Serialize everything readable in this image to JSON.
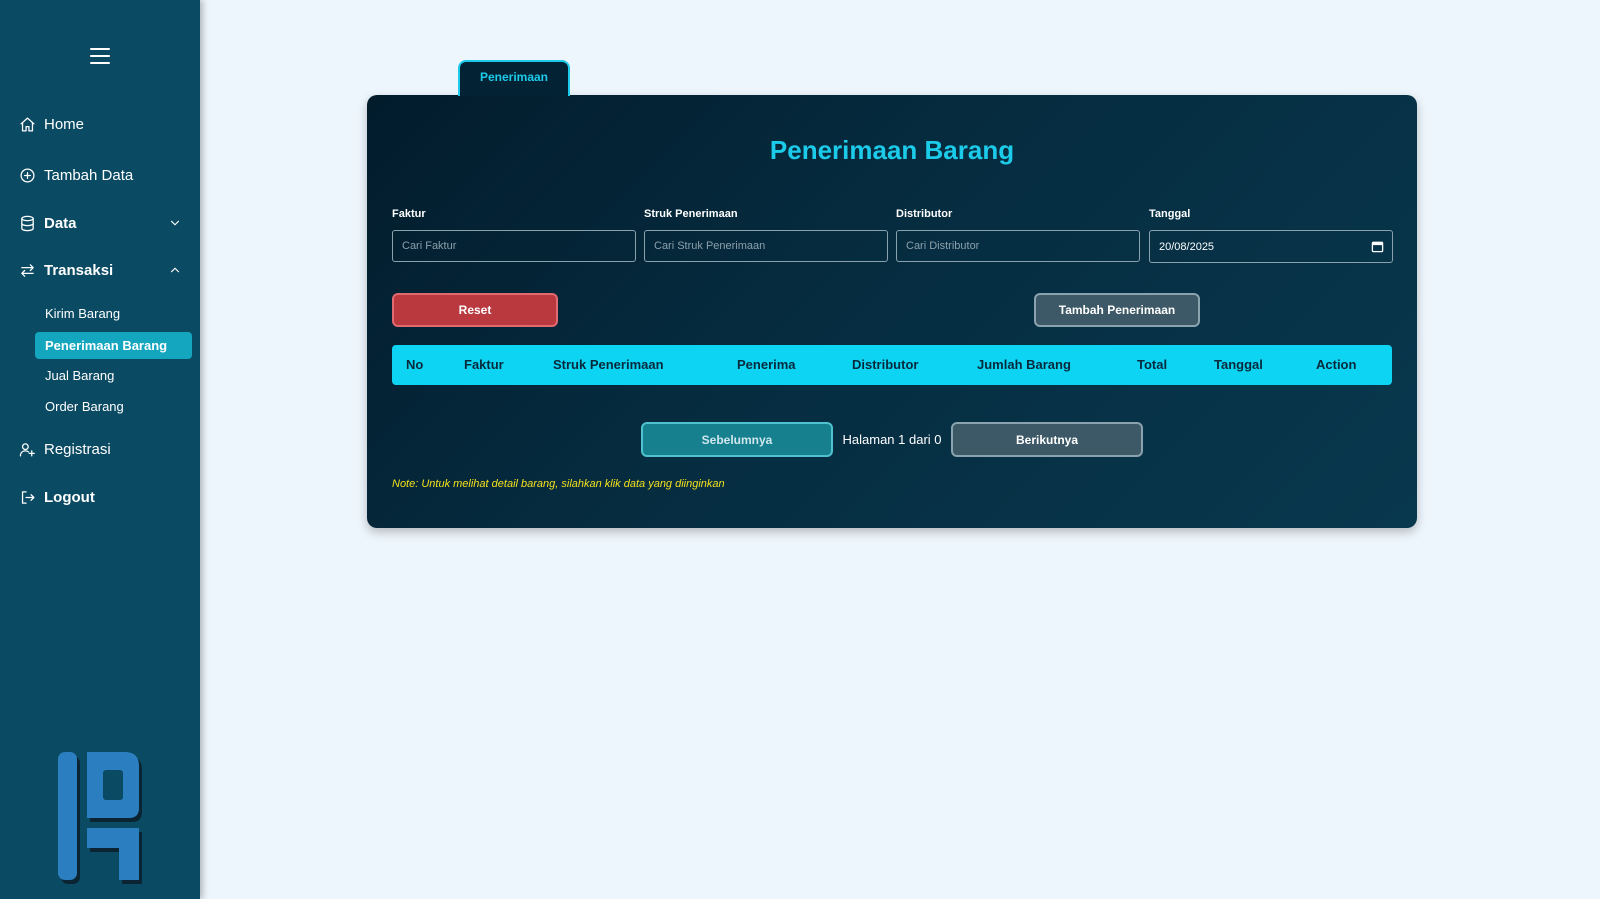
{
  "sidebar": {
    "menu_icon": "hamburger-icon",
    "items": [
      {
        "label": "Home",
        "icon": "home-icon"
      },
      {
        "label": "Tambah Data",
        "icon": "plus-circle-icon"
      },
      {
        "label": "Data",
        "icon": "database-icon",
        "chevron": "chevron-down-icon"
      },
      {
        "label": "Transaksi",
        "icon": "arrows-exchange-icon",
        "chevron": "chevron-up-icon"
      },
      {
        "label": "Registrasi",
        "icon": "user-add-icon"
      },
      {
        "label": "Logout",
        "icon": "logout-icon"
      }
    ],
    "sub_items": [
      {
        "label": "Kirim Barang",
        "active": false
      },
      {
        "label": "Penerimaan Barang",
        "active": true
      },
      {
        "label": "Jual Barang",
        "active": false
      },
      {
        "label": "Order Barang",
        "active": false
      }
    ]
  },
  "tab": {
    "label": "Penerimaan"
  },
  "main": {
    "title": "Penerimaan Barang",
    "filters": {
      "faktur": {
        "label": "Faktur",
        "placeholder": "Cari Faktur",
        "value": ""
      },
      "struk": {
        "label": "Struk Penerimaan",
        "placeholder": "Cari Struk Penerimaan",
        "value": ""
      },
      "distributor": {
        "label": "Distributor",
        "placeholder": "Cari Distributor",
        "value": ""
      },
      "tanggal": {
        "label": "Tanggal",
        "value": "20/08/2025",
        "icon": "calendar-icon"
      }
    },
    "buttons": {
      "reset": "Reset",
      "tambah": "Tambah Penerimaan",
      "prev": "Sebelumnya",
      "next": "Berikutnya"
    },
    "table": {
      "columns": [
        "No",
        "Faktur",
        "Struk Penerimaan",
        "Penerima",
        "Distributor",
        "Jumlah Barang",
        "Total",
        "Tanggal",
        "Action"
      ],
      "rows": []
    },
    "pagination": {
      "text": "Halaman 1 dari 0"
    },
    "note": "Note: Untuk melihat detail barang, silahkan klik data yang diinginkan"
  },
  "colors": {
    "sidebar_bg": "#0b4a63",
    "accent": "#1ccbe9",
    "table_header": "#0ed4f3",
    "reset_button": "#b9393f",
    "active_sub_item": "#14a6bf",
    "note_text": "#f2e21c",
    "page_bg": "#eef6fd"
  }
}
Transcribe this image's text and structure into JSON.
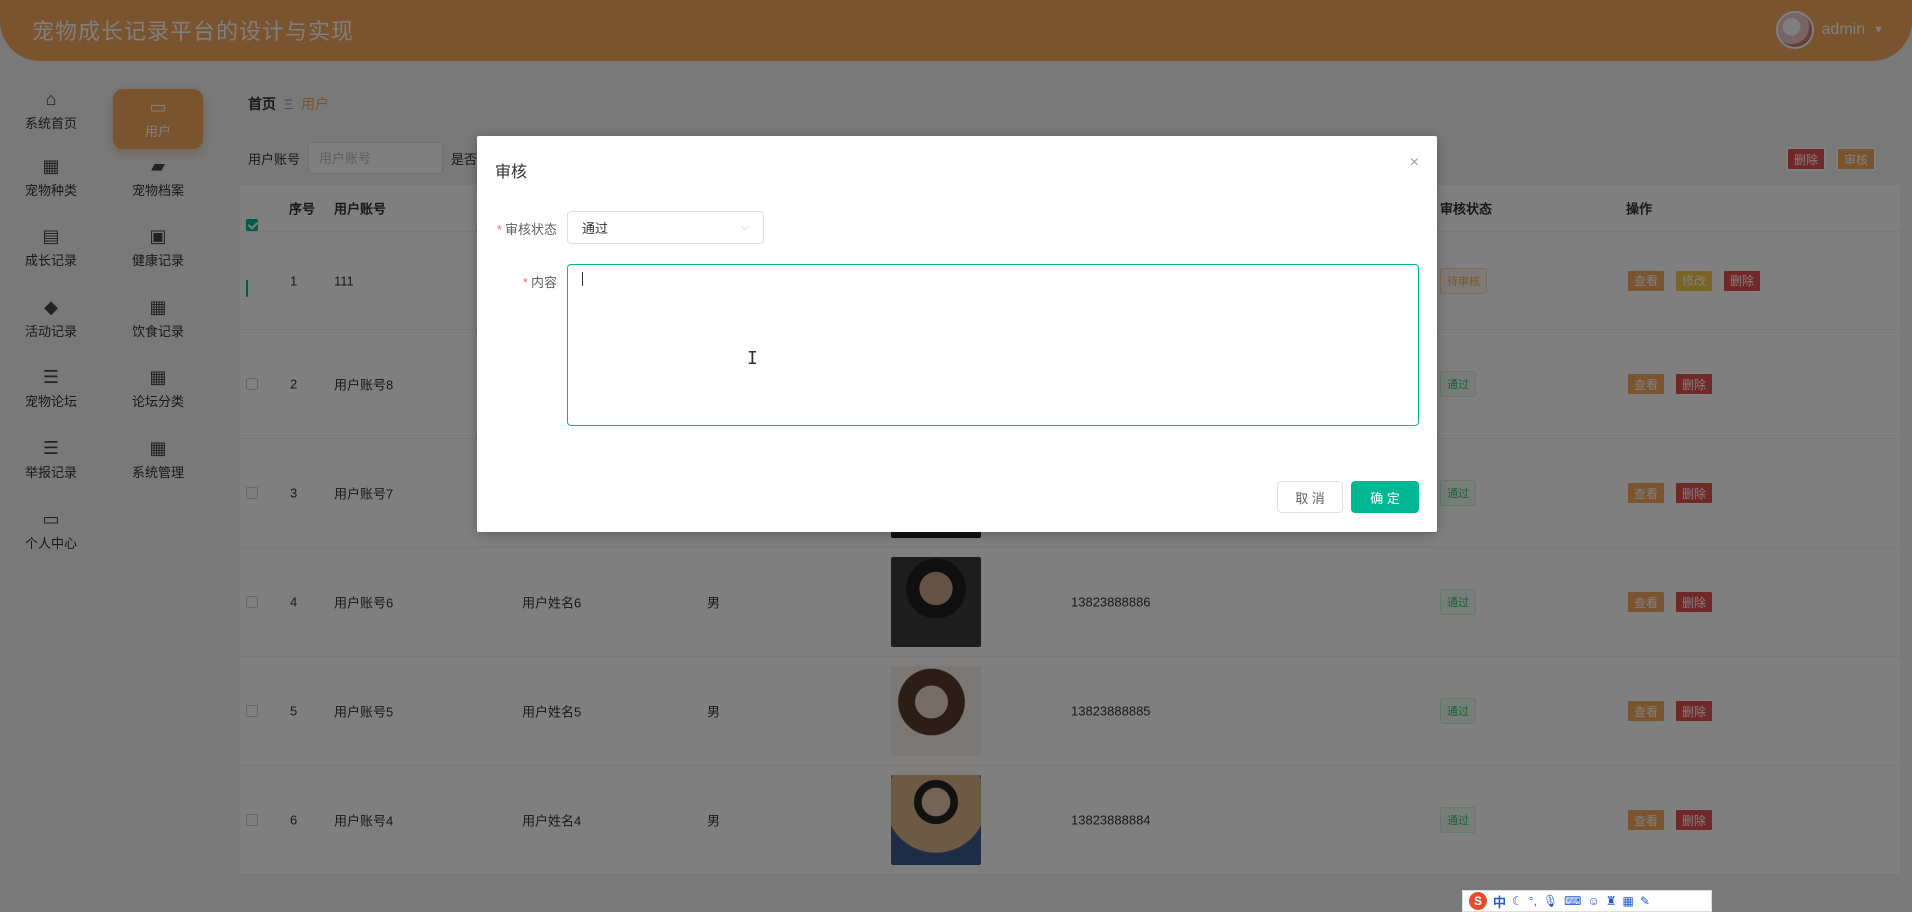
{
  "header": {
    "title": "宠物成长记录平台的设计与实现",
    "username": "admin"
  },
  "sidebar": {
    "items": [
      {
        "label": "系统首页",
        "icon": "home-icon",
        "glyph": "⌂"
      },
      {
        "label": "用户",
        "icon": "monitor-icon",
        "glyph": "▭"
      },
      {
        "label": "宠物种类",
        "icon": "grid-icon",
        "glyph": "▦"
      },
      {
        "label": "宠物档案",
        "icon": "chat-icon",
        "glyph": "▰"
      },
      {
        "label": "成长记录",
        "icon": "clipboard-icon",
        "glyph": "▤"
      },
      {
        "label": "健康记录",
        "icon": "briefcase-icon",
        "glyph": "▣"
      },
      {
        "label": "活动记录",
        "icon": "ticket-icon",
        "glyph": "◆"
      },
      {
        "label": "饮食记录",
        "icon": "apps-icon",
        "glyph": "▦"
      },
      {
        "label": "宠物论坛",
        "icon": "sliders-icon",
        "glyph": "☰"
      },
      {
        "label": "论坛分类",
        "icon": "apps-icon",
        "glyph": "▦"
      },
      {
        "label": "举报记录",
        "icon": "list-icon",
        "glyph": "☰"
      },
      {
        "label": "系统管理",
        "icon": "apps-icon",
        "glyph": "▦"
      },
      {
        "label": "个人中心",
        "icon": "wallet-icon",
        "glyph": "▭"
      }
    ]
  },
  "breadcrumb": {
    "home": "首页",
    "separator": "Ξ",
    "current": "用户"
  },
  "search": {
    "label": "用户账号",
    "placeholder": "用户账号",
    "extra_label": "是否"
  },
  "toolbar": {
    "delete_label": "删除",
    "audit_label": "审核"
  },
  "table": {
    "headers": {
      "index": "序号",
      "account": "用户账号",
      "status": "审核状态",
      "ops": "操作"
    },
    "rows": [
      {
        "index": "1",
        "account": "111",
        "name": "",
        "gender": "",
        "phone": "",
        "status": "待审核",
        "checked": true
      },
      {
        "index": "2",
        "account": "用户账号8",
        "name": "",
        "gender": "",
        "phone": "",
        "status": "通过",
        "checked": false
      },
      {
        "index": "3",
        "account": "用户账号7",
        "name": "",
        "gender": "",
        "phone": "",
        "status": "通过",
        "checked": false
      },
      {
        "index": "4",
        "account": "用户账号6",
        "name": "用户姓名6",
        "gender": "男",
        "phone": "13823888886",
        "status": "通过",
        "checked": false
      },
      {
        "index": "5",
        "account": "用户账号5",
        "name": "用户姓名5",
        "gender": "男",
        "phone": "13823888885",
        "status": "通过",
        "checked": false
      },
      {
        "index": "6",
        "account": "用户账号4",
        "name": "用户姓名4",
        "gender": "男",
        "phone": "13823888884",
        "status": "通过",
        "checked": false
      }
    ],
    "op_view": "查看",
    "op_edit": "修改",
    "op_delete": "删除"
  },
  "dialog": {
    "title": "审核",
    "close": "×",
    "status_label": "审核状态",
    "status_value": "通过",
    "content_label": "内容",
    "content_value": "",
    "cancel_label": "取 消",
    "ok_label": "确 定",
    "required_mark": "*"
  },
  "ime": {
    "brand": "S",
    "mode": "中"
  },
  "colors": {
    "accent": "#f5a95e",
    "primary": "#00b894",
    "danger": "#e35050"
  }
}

--*--

» **INSTRUCTION**
Scan the material above for the string "this" and report each line where you find it.

» **OUTPUT OF THE EXERCISE**
Serialize everything readable in this image to JSON.
Transcribe this image's text and structure into JSON.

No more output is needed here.